***** Provided records

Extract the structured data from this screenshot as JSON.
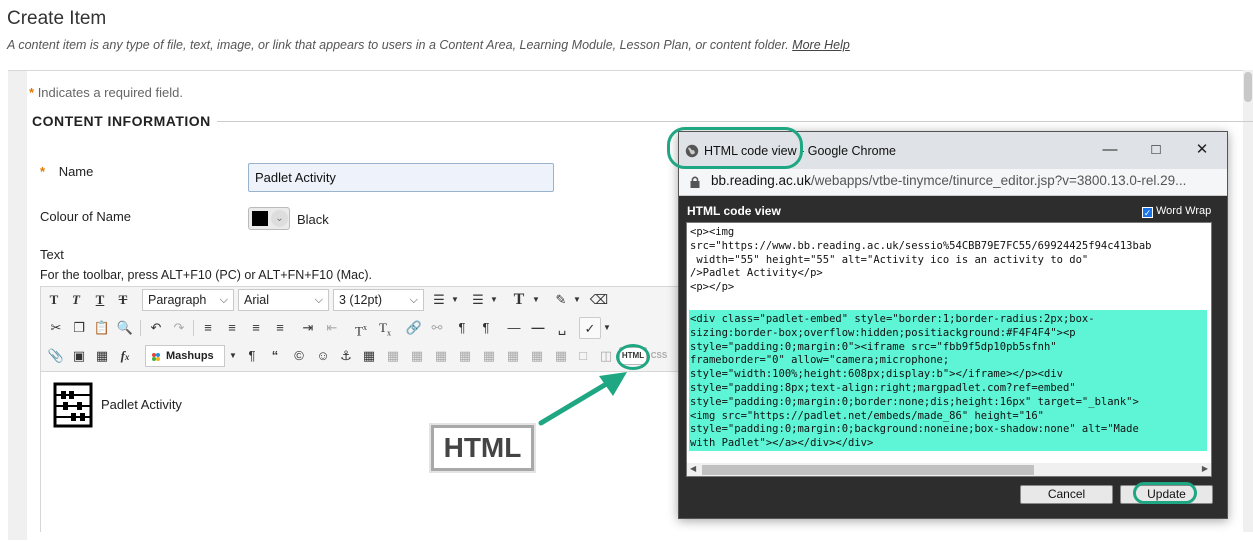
{
  "page": {
    "title": "Create Item",
    "description": "A content item is any type of file, text, image, or link that appears to users in a Content Area, Learning Module, Lesson Plan, or content folder.",
    "more_help": "More Help"
  },
  "form": {
    "required_star": "*",
    "required_note": "Indicates a required field.",
    "section_title": "CONTENT INFORMATION",
    "name_label": "Name",
    "name_value": "Padlet Activity",
    "colour_label": "Colour of Name",
    "colour_value": "Black",
    "text_label": "Text",
    "toolbar_hint": "For the toolbar, press ALT+F10 (PC) or ALT+FN+F10 (Mac)."
  },
  "toolbar": {
    "format_select": "Paragraph",
    "font_select": "Arial",
    "size_select": "3 (12pt)",
    "mashups": "Mashups",
    "html_button": "HTML",
    "css_button": "CSS"
  },
  "editor": {
    "item_text": "Padlet Activity"
  },
  "callout": {
    "text": "HTML"
  },
  "popup": {
    "window_title": "HTML code view - Google Chrome",
    "url_host": "bb.reading.ac.uk",
    "url_path": "/webapps/vtbe-tinymce/tinurce_editor.jsp?v=3800.13.0-rel.29...",
    "dialog_title": "HTML code view",
    "word_wrap": "Word Wrap",
    "code_top": "<p><img\nsrc=\"https://www.bb.reading.ac.uk/sessio%54CBB79E7FC55/69924425f94c413bab\n width=\"55\" height=\"55\" alt=\"Activity ico is an activity to do\"\n/>Padlet Activity</p>\n<p></p>",
    "code_selected": "<div class=\"padlet-embed\" style=\"border:1;border-radius:2px;box-\nsizing:border-box;overflow:hidden;positiackground:#F4F4F4\"><p\nstyle=\"padding:0;margin:0\"><iframe src=\"fbb9f5dp10pb5sfnh\"\nframeborder=\"0\" allow=\"camera;microphone;\nstyle=\"width:100%;height:608px;display:b\"></iframe></p><div\nstyle=\"padding:8px;text-align:right;margpadlet.com?ref=embed\"\nstyle=\"padding:0;margin:0;border:none;dis;height:16px\" target=\"_blank\">\n<img src=\"https://padlet.net/embeds/made_86\" height=\"16\"\nstyle=\"padding:0;margin:0;background:noneine;box-shadow:none\" alt=\"Made\nwith Padlet\"></a></div></div>",
    "cancel": "Cancel",
    "update": "Update"
  },
  "colors": {
    "highlight": "#1fa784",
    "selection": "#5ef5d6",
    "required": "#e07b00"
  }
}
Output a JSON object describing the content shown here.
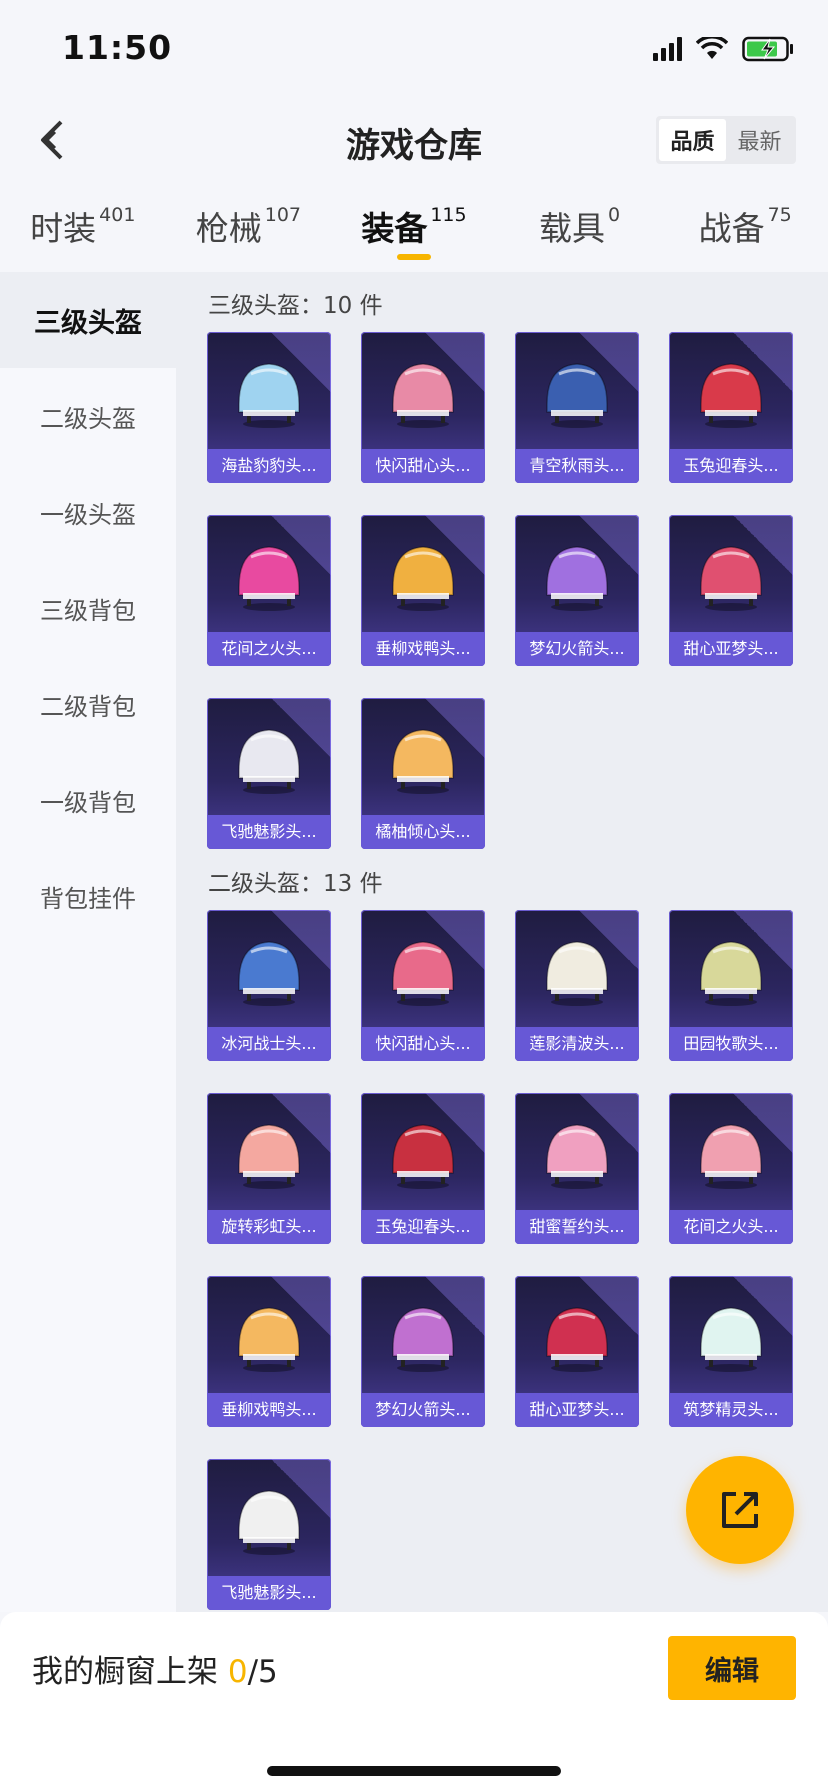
{
  "status_bar": {
    "time": "11:50"
  },
  "header": {
    "title": "游戏仓库",
    "sort_quality": "品质",
    "sort_latest": "最新"
  },
  "tabs": [
    {
      "label": "时装",
      "count": "401",
      "active": false
    },
    {
      "label": "枪械",
      "count": "107",
      "active": false
    },
    {
      "label": "装备",
      "count": "115",
      "active": true
    },
    {
      "label": "载具",
      "count": "0",
      "active": false
    },
    {
      "label": "战备",
      "count": "75",
      "active": false
    }
  ],
  "sidebar": {
    "items": [
      {
        "label": "三级头盔",
        "active": true
      },
      {
        "label": "二级头盔",
        "active": false
      },
      {
        "label": "一级头盔",
        "active": false
      },
      {
        "label": "三级背包",
        "active": false
      },
      {
        "label": "二级背包",
        "active": false
      },
      {
        "label": "一级背包",
        "active": false
      },
      {
        "label": "背包挂件",
        "active": false
      }
    ]
  },
  "sections": [
    {
      "title": "三级头盔：10 件",
      "items": [
        {
          "label": "海盐豹豹头...",
          "color": "#9fd3f0"
        },
        {
          "label": "快闪甜心头...",
          "color": "#e88aa6"
        },
        {
          "label": "青空秋雨头...",
          "color": "#3a5fb0"
        },
        {
          "label": "玉兔迎春头...",
          "color": "#d93a4a"
        },
        {
          "label": "花间之火头...",
          "color": "#e84aa0"
        },
        {
          "label": "垂柳戏鸭头...",
          "color": "#f0b040"
        },
        {
          "label": "梦幻火箭头...",
          "color": "#a070e0"
        },
        {
          "label": "甜心亚梦头...",
          "color": "#e05070"
        },
        {
          "label": "飞驰魅影头...",
          "color": "#e8e8f0"
        },
        {
          "label": "橘柚倾心头...",
          "color": "#f4b860"
        }
      ]
    },
    {
      "title": "二级头盔：13 件",
      "items": [
        {
          "label": "冰河战士头...",
          "color": "#4a7ad0"
        },
        {
          "label": "快闪甜心头...",
          "color": "#e86a8a"
        },
        {
          "label": "莲影清波头...",
          "color": "#f0ece0"
        },
        {
          "label": "田园牧歌头...",
          "color": "#d8d89a"
        },
        {
          "label": "旋转彩虹头...",
          "color": "#f4a8a0"
        },
        {
          "label": "玉兔迎春头...",
          "color": "#c83040"
        },
        {
          "label": "甜蜜誓约头...",
          "color": "#f0a0c0"
        },
        {
          "label": "花间之火头...",
          "color": "#f0a0b0"
        },
        {
          "label": "垂柳戏鸭头...",
          "color": "#f4b860"
        },
        {
          "label": "梦幻火箭头...",
          "color": "#c070d0"
        },
        {
          "label": "甜心亚梦头...",
          "color": "#d03050"
        },
        {
          "label": "筑梦精灵头...",
          "color": "#e0f4f0"
        },
        {
          "label": "飞驰魅影头...",
          "color": "#f0f0f0"
        }
      ]
    }
  ],
  "bottom": {
    "showcase_label": "我的橱窗上架",
    "count": "0",
    "total": "/5",
    "edit": "编辑"
  },
  "colors": {
    "accent": "#ffb400",
    "card_label": "#6758d6"
  }
}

**********

* [Short task] Identify each line in the records above that contains the word "count", and copy it out in full.

* [Reply to the exercise]
      "count": "401",
      "count": "107",
      "count": "115",
      "count": "0",
      "count": "75",
    "count": "0",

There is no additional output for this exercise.